-------- Material provided --------
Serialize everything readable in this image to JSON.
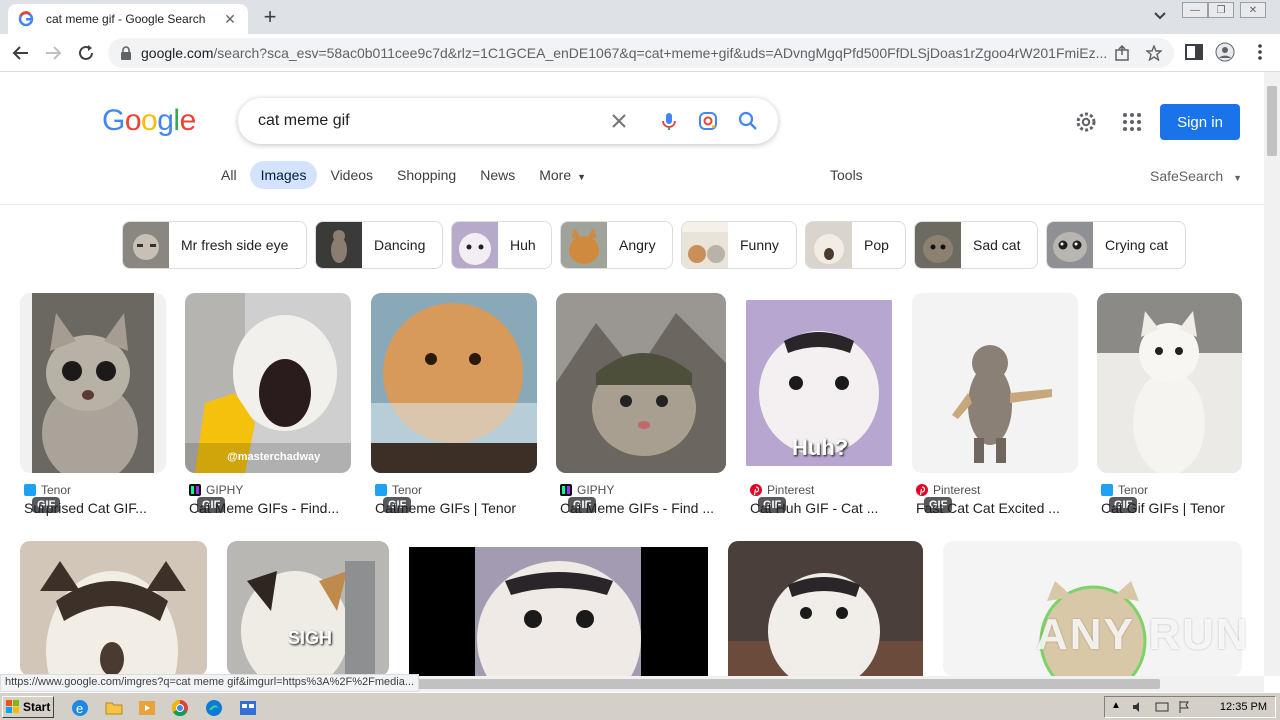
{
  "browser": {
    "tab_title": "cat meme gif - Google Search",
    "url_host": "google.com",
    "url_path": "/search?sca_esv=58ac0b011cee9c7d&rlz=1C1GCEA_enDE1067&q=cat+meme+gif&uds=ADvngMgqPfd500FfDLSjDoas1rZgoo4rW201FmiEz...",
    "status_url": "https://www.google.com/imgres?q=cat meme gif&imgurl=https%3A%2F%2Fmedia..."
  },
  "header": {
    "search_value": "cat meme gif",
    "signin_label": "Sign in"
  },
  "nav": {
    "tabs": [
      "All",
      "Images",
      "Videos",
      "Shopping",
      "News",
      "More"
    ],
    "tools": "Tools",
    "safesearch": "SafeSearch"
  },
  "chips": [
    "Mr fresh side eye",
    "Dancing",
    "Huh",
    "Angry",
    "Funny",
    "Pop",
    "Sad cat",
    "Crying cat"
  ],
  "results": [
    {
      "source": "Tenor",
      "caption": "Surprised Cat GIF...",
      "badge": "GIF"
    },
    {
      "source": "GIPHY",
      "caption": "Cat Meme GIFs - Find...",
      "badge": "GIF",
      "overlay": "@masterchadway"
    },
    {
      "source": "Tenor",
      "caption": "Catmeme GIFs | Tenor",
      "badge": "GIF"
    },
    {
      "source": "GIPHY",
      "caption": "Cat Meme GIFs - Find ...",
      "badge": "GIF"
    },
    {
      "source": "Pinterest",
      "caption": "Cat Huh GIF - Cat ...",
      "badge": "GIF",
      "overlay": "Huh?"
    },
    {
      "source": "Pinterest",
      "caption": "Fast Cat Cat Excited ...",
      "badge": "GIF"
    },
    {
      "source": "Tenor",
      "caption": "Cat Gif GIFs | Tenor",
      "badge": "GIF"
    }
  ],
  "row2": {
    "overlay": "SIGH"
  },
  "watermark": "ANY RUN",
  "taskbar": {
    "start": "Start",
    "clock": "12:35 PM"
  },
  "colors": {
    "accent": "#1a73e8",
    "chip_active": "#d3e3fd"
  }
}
--------
-------- Material provided --------
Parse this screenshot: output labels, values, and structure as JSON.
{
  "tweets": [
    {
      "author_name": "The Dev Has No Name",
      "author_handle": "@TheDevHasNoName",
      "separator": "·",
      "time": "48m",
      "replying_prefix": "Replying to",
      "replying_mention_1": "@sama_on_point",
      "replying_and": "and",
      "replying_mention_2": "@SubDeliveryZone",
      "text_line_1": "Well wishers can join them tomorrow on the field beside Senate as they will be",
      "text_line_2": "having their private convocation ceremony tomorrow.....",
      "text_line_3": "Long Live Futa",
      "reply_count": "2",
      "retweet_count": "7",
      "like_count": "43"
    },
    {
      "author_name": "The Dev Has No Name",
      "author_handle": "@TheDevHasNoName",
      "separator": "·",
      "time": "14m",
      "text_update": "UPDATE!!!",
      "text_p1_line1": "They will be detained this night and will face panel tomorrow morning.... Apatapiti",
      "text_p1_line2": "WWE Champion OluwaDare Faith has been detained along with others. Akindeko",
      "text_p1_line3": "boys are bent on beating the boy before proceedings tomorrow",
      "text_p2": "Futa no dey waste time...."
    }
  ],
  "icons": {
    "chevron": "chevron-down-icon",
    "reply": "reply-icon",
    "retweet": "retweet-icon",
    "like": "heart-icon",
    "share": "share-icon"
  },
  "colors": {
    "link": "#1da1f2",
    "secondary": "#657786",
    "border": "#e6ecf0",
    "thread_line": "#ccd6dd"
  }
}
--------
_Written problem_
Return solely the number of lines in the data that include the word "will".

_Exercise result_
2